## Begin RECORDS SHOWN

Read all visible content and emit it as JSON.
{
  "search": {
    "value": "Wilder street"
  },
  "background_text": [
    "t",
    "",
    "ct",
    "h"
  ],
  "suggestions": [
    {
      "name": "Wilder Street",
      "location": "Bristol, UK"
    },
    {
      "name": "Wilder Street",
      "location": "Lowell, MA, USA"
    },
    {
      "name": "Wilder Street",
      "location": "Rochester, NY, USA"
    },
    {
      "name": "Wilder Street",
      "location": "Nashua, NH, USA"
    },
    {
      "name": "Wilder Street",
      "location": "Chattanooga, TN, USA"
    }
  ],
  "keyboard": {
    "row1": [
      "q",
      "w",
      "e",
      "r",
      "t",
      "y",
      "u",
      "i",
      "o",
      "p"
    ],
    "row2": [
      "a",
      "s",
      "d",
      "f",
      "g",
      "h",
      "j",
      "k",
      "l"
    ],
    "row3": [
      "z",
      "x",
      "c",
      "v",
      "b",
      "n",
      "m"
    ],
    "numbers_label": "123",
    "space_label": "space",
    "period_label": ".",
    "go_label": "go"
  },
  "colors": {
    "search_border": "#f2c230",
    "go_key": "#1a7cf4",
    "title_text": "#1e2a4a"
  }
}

## End RECORDS SHOWN

● TO BE DONE: Return the listing above in full, character for character.

● SOLUTION FOR THIS PROBLEM:
Read all visible content and emit it as JSON.
{
  "search": {
    "value": "Wilder street"
  },
  "background_text": [
    "t",
    "",
    "ct",
    "h"
  ],
  "suggestions": [
    {
      "name": "Wilder Street",
      "location": "Bristol, UK"
    },
    {
      "name": "Wilder Street",
      "location": "Lowell, MA, USA"
    },
    {
      "name": "Wilder Street",
      "location": "Rochester, NY, USA"
    },
    {
      "name": "Wilder Street",
      "location": "Nashua, NH, USA"
    },
    {
      "name": "Wilder Street",
      "location": "Chattanooga, TN, USA"
    }
  ],
  "keyboard": {
    "row1": [
      "q",
      "w",
      "e",
      "r",
      "t",
      "y",
      "u",
      "i",
      "o",
      "p"
    ],
    "row2": [
      "a",
      "s",
      "d",
      "f",
      "g",
      "h",
      "j",
      "k",
      "l"
    ],
    "row3": [
      "z",
      "x",
      "c",
      "v",
      "b",
      "n",
      "m"
    ],
    "numbers_label": "123",
    "space_label": "space",
    "period_label": ".",
    "go_label": "go"
  },
  "colors": {
    "search_border": "#f2c230",
    "go_key": "#1a7cf4",
    "title_text": "#1e2a4a"
  }
}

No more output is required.